What to do » Find the lines holding "world" and copy them.

Source records »
::::::::::

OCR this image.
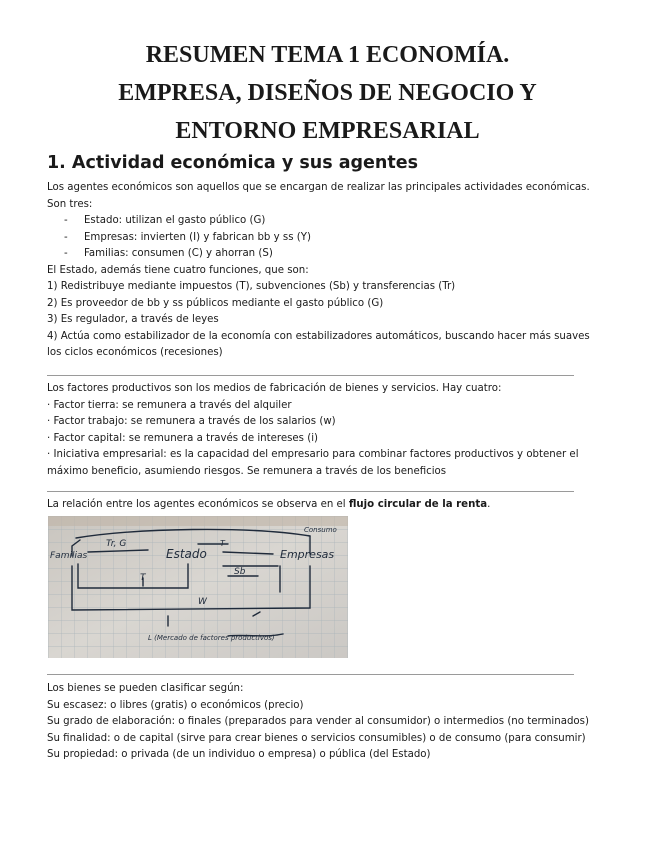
RESUMEN TEMA 1 ECONOMÍA.

EMPRESA, DISEÑOS DE NEGOCIO Y

ENTORNO EMPRESARIAL

1. Actividad económica y sus agentes
Los agentes económicos son aquellos que se encargan de realizar las principales actividades económicas.
Son tres:
- Estado: utilizan el gasto público (G)
- Empresas: invierten (I) y fabrican bb y ss (Y)
- Familias: consumen (C) y ahorran (S)
El Estado, además tiene cuatro funciones, que son:
1) Redistribuye mediante impuestos (T), subvenciones (Sb) y transferencias (Tr)
2) Es proveedor de bb y ss públicos mediante el gasto público (G)
3) Es regulador, a través de leyes
4) Actúa como estabilizador de la economía con estabilizadores automáticos, buscando hacer más suaves
los ciclos económicos (recesiones)
Los factores productivos son los medios de fabricación de bienes y servicios. Hay cuatro:
· Factor tierra: se remunera a través del alquiler
· Factor trabajo: se remunera a través de los salarios (w)
· Factor capital: se remunera a través de intereses (i)
· Iniciativa empresarial: es la capacidad del empresario para combinar factores productivos y obtener el
máximo beneficio, asumiendo riesgos. Se remunera a través de los beneficios
La relación entre los agentes económicos se observa en el flujo circular de la renta.
Familias
Tr, G
Estado
T
Empresas
Sb
Consumo
T
W
L (Mercado de factores productivos)
Los bienes se pueden clasificar según:
Su escasez: o libres (gratis) o económicos (precio)
Su grado de elaboración: o finales (preparados para vender al consumidor) o intermedios (no terminados)
Su finalidad: o de capital (sirve para crear bienes o servicios consumibles) o de consumo (para consumir)
Su propiedad: o privada (de un individuo o empresa) o pública (del Estado)
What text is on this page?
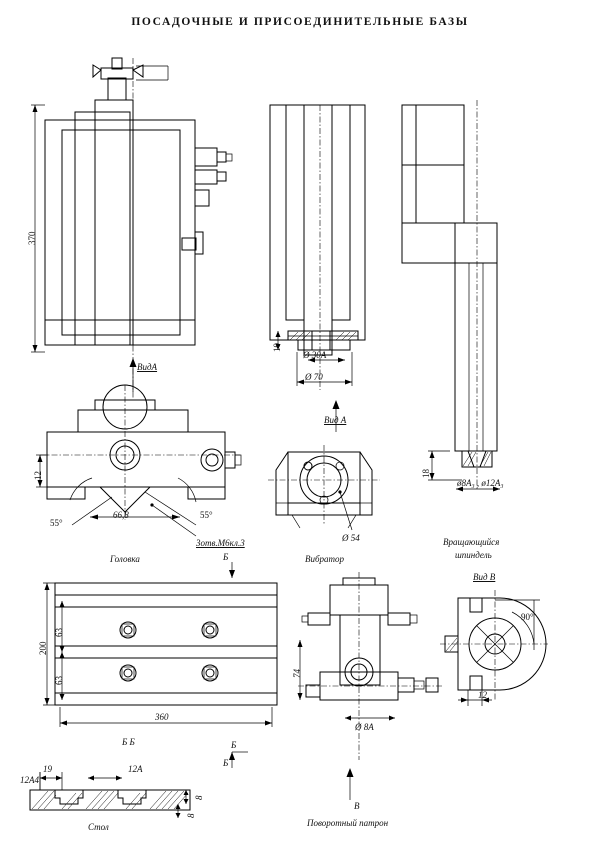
ПОСАДОЧНЫЕ И ПРИСОЕДИНИТЕЛЬНЫЕ БАЗЫ
370
ВидА
12
66,8
55°
55°
3отв.М6кл.3
Головка
10
Ø 30A
Ø 70
Вид А
Ø 54
Вибратор
18
ø8А₃ , ø12А₃
Вращающийся
шпиндель
200
63
63
360
Б
Б
Б Б
19
12А4
12А
8
8
Стол
74
Ø 8A
В
Б
Поворотный патрон
Вид В
90°
12
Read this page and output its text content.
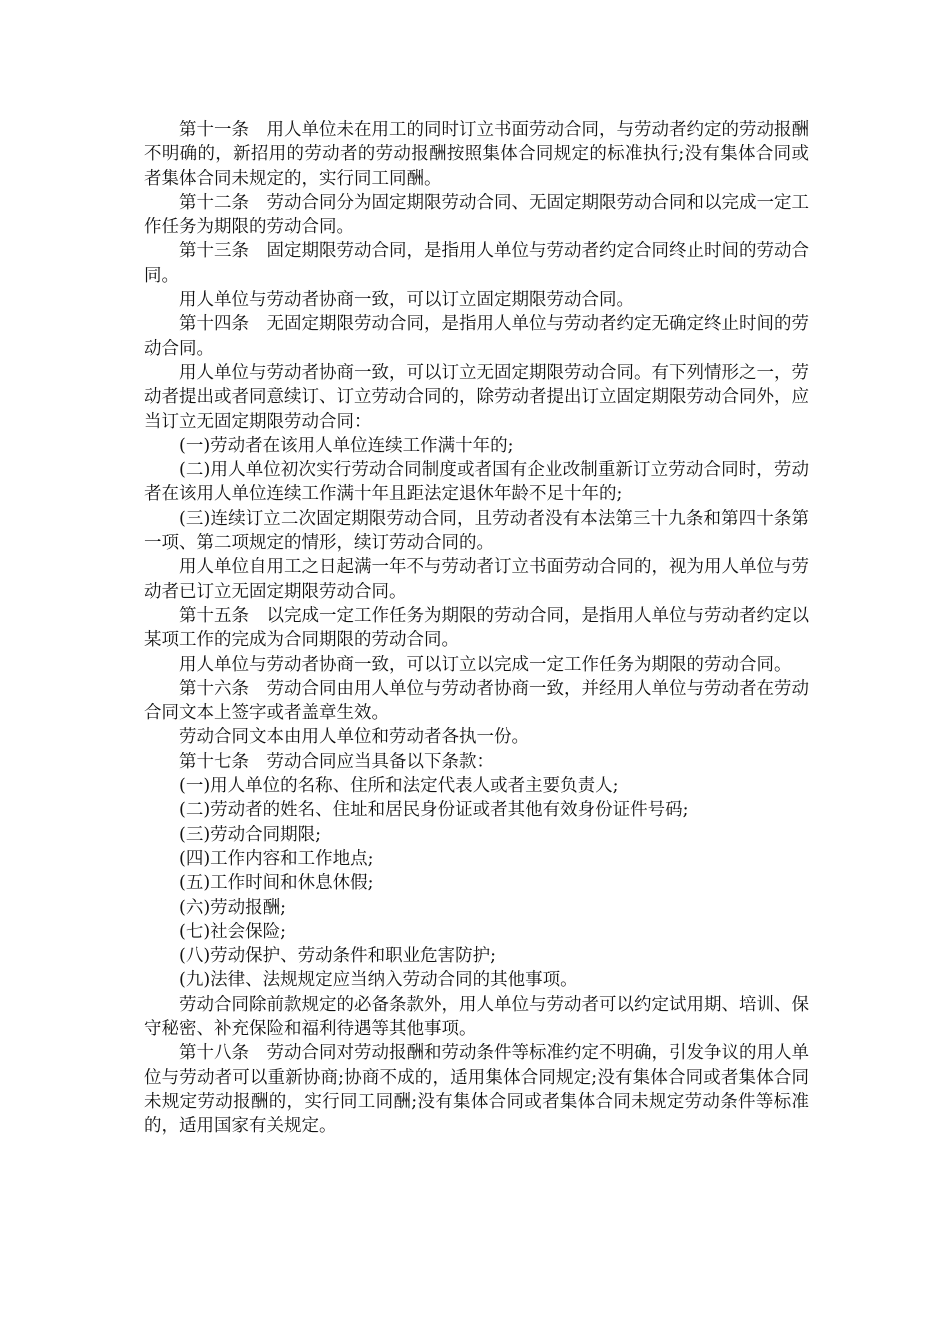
第十一条　用人单位未在用工的同时订立书面劳动合同，与劳动者约定的劳动报酬不明确的，新招用的劳动者的劳动报酬按照集体合同规定的标准执行;没有集体合同或者集体合同未规定的，实行同工同酬。

第十二条　劳动合同分为固定期限劳动合同、无固定期限劳动合同和以完成一定工作任务为期限的劳动合同。

第十三条　固定期限劳动合同，是指用人单位与劳动者约定合同终止时间的劳动合同。

用人单位与劳动者协商一致，可以订立固定期限劳动合同。

第十四条　无固定期限劳动合同，是指用人单位与劳动者约定无确定终止时间的劳动合同。

用人单位与劳动者协商一致，可以订立无固定期限劳动合同。有下列情形之一，劳动者提出或者同意续订、订立劳动合同的，除劳动者提出订立固定期限劳动合同外，应当订立无固定期限劳动合同：

(一)劳动者在该用人单位连续工作满十年的;

(二)用人单位初次实行劳动合同制度或者国有企业改制重新订立劳动合同时，劳动者在该用人单位连续工作满十年且距法定退休年龄不足十年的;

(三)连续订立二次固定期限劳动合同，且劳动者没有本法第三十九条和第四十条第一项、第二项规定的情形，续订劳动合同的。

用人单位自用工之日起满一年不与劳动者订立书面劳动合同的，视为用人单位与劳动者已订立无固定期限劳动合同。

第十五条　以完成一定工作任务为期限的劳动合同，是指用人单位与劳动者约定以某项工作的完成为合同期限的劳动合同。

用人单位与劳动者协商一致，可以订立以完成一定工作任务为期限的劳动合同。

第十六条　劳动合同由用人单位与劳动者协商一致，并经用人单位与劳动者在劳动合同文本上签字或者盖章生效。

劳动合同文本由用人单位和劳动者各执一份。

第十七条　劳动合同应当具备以下条款：

(一)用人单位的名称、住所和法定代表人或者主要负责人;

(二)劳动者的姓名、住址和居民身份证或者其他有效身份证件号码;

(三)劳动合同期限;

(四)工作内容和工作地点;

(五)工作时间和休息休假;

(六)劳动报酬;

(七)社会保险;

(八)劳动保护、劳动条件和职业危害防护;

(九)法律、法规规定应当纳入劳动合同的其他事项。

劳动合同除前款规定的必备条款外，用人单位与劳动者可以约定试用期、培训、保守秘密、补充保险和福利待遇等其他事项。

第十八条　劳动合同对劳动报酬和劳动条件等标准约定不明确，引发争议的用人单位与劳动者可以重新协商;协商不成的，适用集体合同规定;没有集体合同或者集体合同未规定劳动报酬的，实行同工同酬;没有集体合同或者集体合同未规定劳动条件等标准的，适用国家有关规定。
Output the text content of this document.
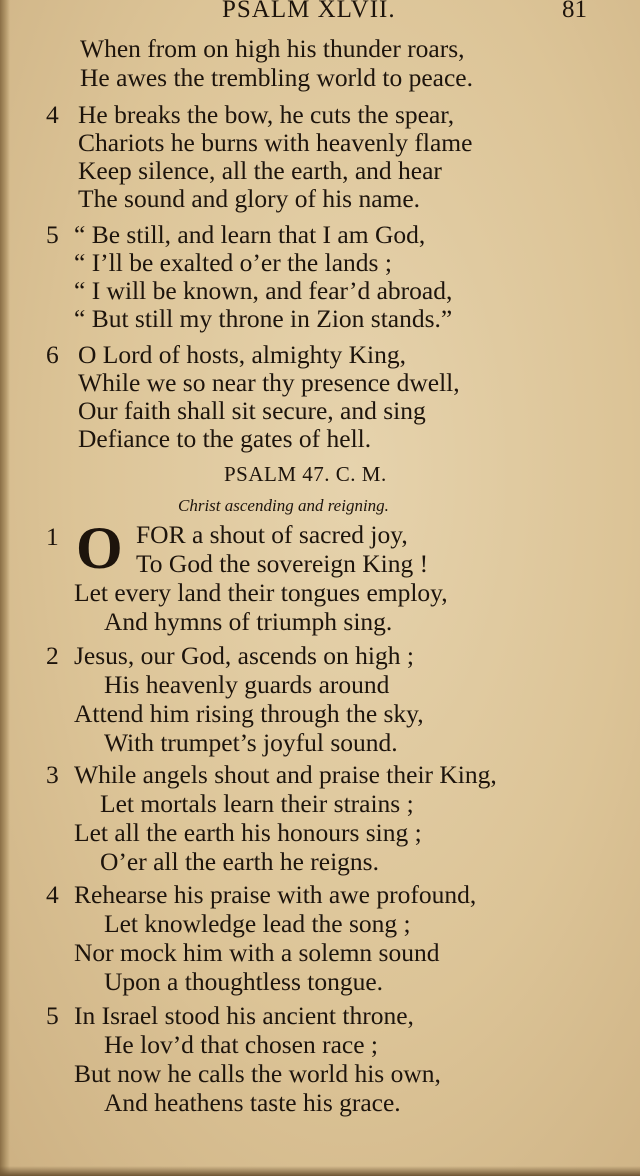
PSALM XLVII.	81
When from on high his thunder roars,
He awes the trembling world to peace.
4 He breaks the bow, he cuts the spear,
Chariots he burns with heavenly flame
Keep silence, all the earth, and hear
The sound and glory of his name.
5 “ Be still, and learn that I am God,
“ I’ll be exalted o’er the lands ;
“ I will be known, and fear’d abroad,
“ But still my throne in Zion stands.”
6 O Lord of hosts, almighty King,
While we so near thy presence dwell,
Our faith shall sit secure, and sing
Defiance to the gates of hell.
PSALM 47. C. M.
Christ ascending and reigning.
1 O FOR a shout of sacred joy,
To God the sovereign King !
Let every land their tongues employ,
And hymns of triumph sing.
2 Jesus, our God, ascends on high ;
His heavenly guards around
Attend him rising through the sky,
With trumpet’s joyful sound.
3 While angels shout and praise their King,
Let mortals learn their strains ;
Let all the earth his honours sing ;
O’er all the earth he reigns.
4 Rehearse his praise with awe profound,
Let knowledge lead the song ;
Nor mock him with a solemn sound
Upon a thoughtless tongue.
5 In Israel stood his ancient throne,
He lov’d that chosen race ;
But now he calls the world his own,
And heathens taste his grace.
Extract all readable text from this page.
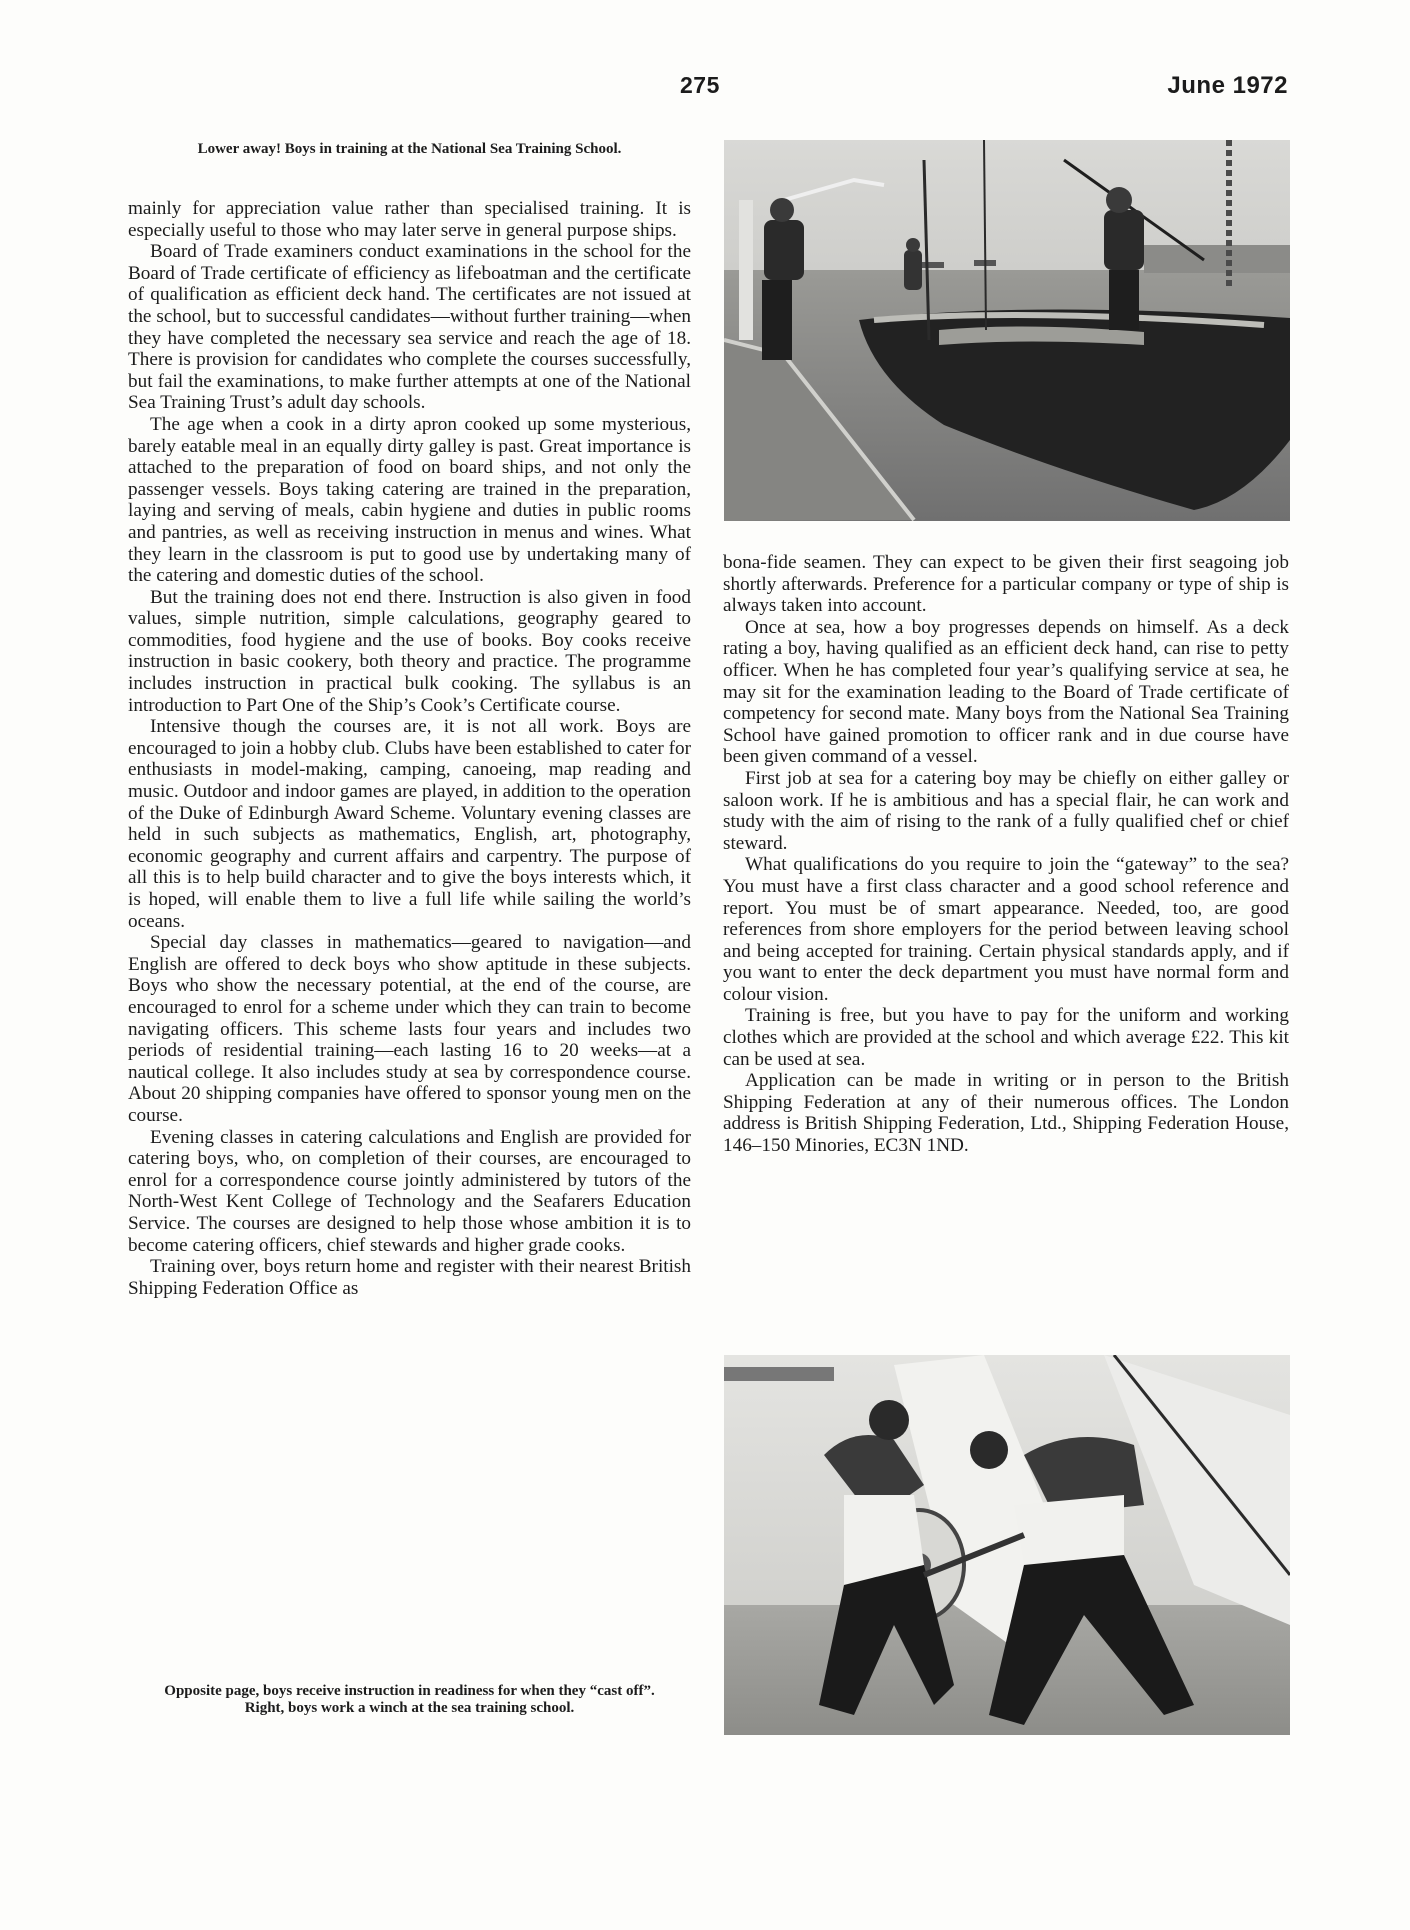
275	June 1972
Lower away! Boys in training at the National Sea Training School.

mainly for appreciation value rather than specialised training. It is especially useful to those who may later serve in general purpose ships.

Board of Trade examiners conduct examinations in the school for the Board of Trade certificate of efficiency as lifeboatman and the certificate of qualification as efficient deck hand. The certificates are not issued at the school, but to successful candidates—without further training—when they have completed the necessary sea service and reach the age of 18. There is provision for candidates who complete the courses successfully, but fail the examinations, to make further attempts at one of the National Sea Training Trust’s adult day schools.

The age when a cook in a dirty apron cooked up some mysterious, barely eatable meal in an equally dirty galley is past. Great importance is attached to the preparation of food on board ships, and not only the passenger vessels. Boys taking catering are trained in the preparation, laying and serving of meals, cabin hygiene and duties in public rooms and pantries, as well as receiving instruction in menus and wines. What they learn in the classroom is put to good use by undertaking many of the catering and domestic duties of the school.

But the training does not end there. Instruction is also given in food values, simple nutrition, simple calculations, geography geared to commodities, food hygiene and the use of books. Boy cooks receive instruction in basic cookery, both theory and practice. The programme includes instruction in practical bulk cooking. The syllabus is an introduction to Part One of the Ship’s Cook’s Certificate course.

Intensive though the courses are, it is not all work. Boys are encouraged to join a hobby club. Clubs have been established to cater for enthusiasts in model-making, camping, canoeing, map reading and music. Outdoor and indoor games are played, in addition to the operation of the Duke of Edinburgh Award Scheme. Voluntary evening classes are held in such subjects as mathematics, English, art, photography, economic geography and current affairs and carpentry. The purpose of all this is to help build character and to give the boys interests which, it is hoped, will enable them to live a full life while sailing the world’s oceans.

Special day classes in mathematics—geared to navigation—and English are offered to deck boys who show aptitude in these subjects. Boys who show the necessary potential, at the end of the course, are encouraged to enrol for a scheme under which they can train to become navigating officers. This scheme lasts four years and includes two periods of residential training—each lasting 16 to 20 weeks—at a nautical college. It also includes study at sea by correspondence course. About 20 shipping companies have offered to sponsor young men on the course.

Evening classes in catering calculations and English are provided for catering boys, who, on completion of their courses, are encouraged to enrol for a correspondence course jointly administered by tutors of the North-West Kent College of Technology and the Seafarers Education Service. The courses are designed to help those whose ambition it is to become catering officers, chief stewards and higher grade cooks.

Training over, boys return home and register with their nearest British Shipping Federation Office as

Opposite page, boys receive instruction in readiness for when they “cast off”.
Right, boys work a winch at the sea training school.

bona-fide seamen. They can expect to be given their first seagoing job shortly afterwards. Preference for a particular company or type of ship is always taken into account.

Once at sea, how a boy progresses depends on himself. As a deck rating a boy, having qualified as an efficient deck hand, can rise to petty officer. When he has completed four year’s qualifying service at sea, he may sit for the examination leading to the Board of Trade certificate of competency for second mate. Many boys from the National Sea Training School have gained promotion to officer rank and in due course have been given command of a vessel.

First job at sea for a catering boy may be chiefly on either galley or saloon work. If he is ambitious and has a special flair, he can work and study with the aim of rising to the rank of a fully qualified chef or chief steward.

What qualifications do you require to join the “gateway” to the sea? You must have a first class character and a good school reference and report. You must be of smart appearance. Needed, too, are good references from shore employers for the period between leaving school and being accepted for training. Certain physical standards apply, and if you want to enter the deck department you must have normal form and colour vision.

Training is free, but you have to pay for the uniform and working clothes which are provided at the school and which average £22. This kit can be used at sea.

Application can be made in writing or in person to the British Shipping Federation at any of their numerous offices. The London address is British Shipping Federation, Ltd., Shipping Federation House, 146–150 Minories, EC3N 1ND.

::::::::::

Response to this exercise »
He awes the trembling world to peace.
But now he calls the world his own,
Intensive though the courses are, it is not all work. Boys are encouraged to join a hobby club. Clubs have been established to cater for enthusiasts in model-making, camping, canoeing, map reading and music. Outdoor and indoor games are played, in addition to the operation of the Duke of Edinburgh Award Scheme. Voluntary evening classes are held in such subjects as mathematics, English, art, photography, economic geography and current affairs and carpentry. The purpose of all this is to help build character and to give the boys interests which, it is hoped, will enable them to live a full life while sailing the world’s oceans.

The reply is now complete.